Determine how many lines include the string "India". Output that number only.

Entries:
[Begin]
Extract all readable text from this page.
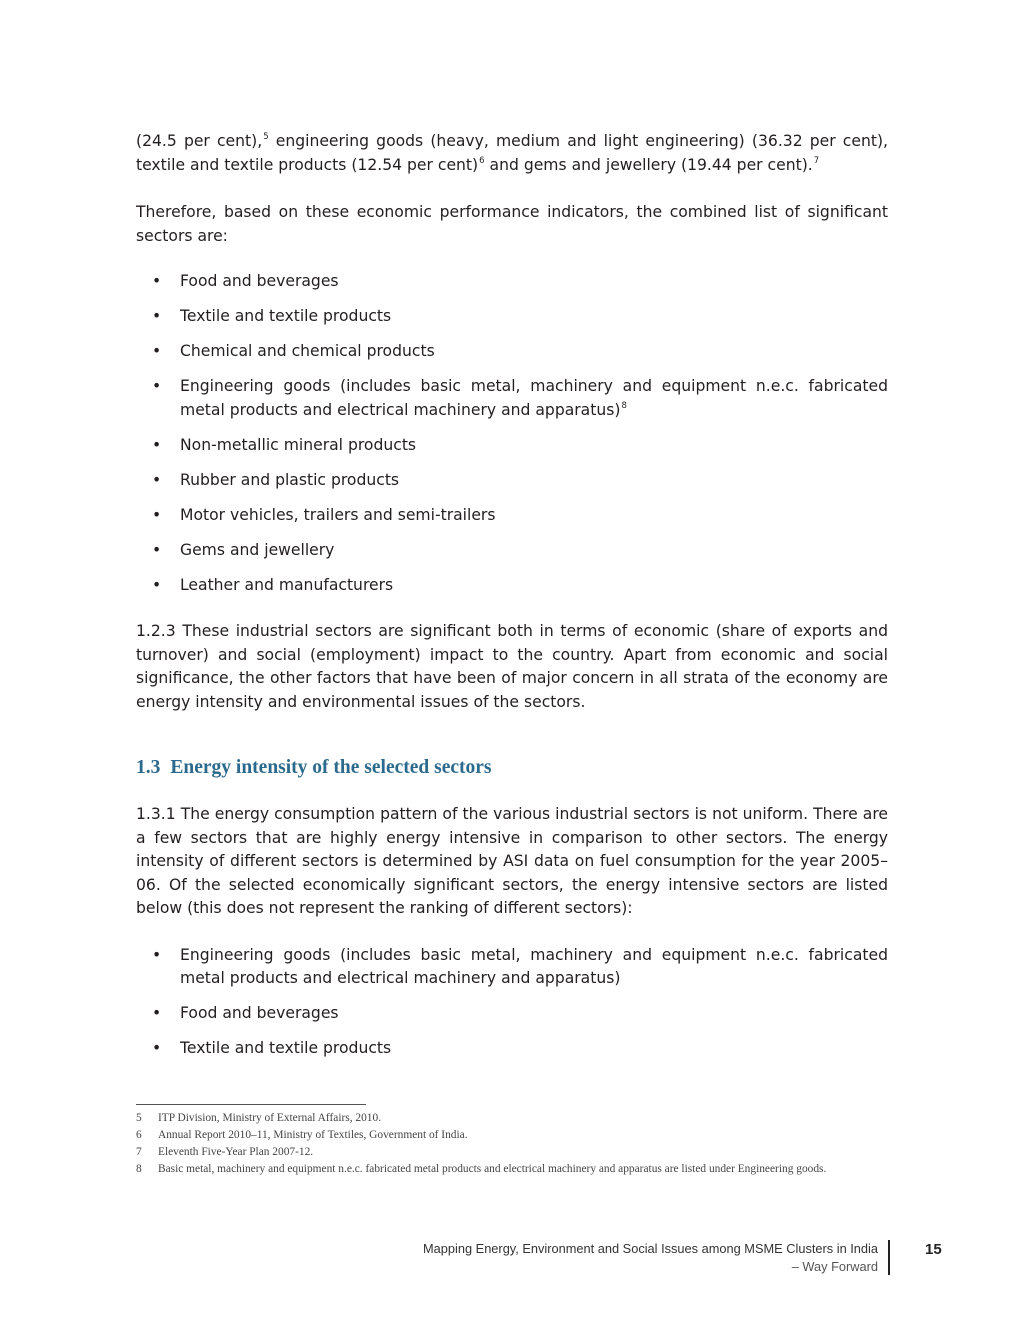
(24.5 per cent),$^5$ engineering goods (heavy, medium and light engineering) (36.32 per cent), textile and textile products (12.54 per cent)$^6$ and gems and jewellery (19.44 per cent).$^7$

Therefore, based on these economic performance indicators, the combined list of significant sectors are:

• Food and beverages
• Textile and textile products
• Chemical and chemical products
• Engineering goods (includes basic metal, machinery and equipment n.e.c. fabricated metal products and electrical machinery and apparatus)$^8$
• Non-metallic mineral products
• Rubber and plastic products
• Motor vehicles, trailers and semi-trailers
• Gems and jewellery
• Leather and manufacturers

1.2.3 These industrial sectors are significant both in terms of economic (share of exports and turnover) and social (employment) impact to the country. Apart from economic and social significance, the other factors that have been of major concern in all strata of the economy are energy intensity and environmental issues of the sectors.

1.3 Energy intensity of the selected sectors

1.3.1 The energy consumption pattern of the various industrial sectors is not uniform. There are a few sectors that are highly energy intensive in comparison to other sectors. The energy intensity of different sectors is determined by ASI data on fuel consumption for the year 2005–06. Of the selected economically significant sectors, the energy intensive sectors are listed below (this does not represent the ranking of different sectors):

• Engineering goods (includes basic metal, machinery and equipment n.e.c. fabricated metal products and electrical machinery and apparatus)
• Food and beverages
• Textile and textile products
5	ITP Division, Ministry of External Affairs, 2010.
6	Annual Report 2010–11, Ministry of Textiles, Government of India.
7	Eleventh Five-Year Plan 2007-12.
8	Basic metal, machinery and equipment n.e.c. fabricated metal products and electrical machinery and apparatus are listed under Engineering goods.
Mapping Energy, Environment and Social Issues among MSME Clusters in India
– Way Forward
15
[End]
Expected answer: 2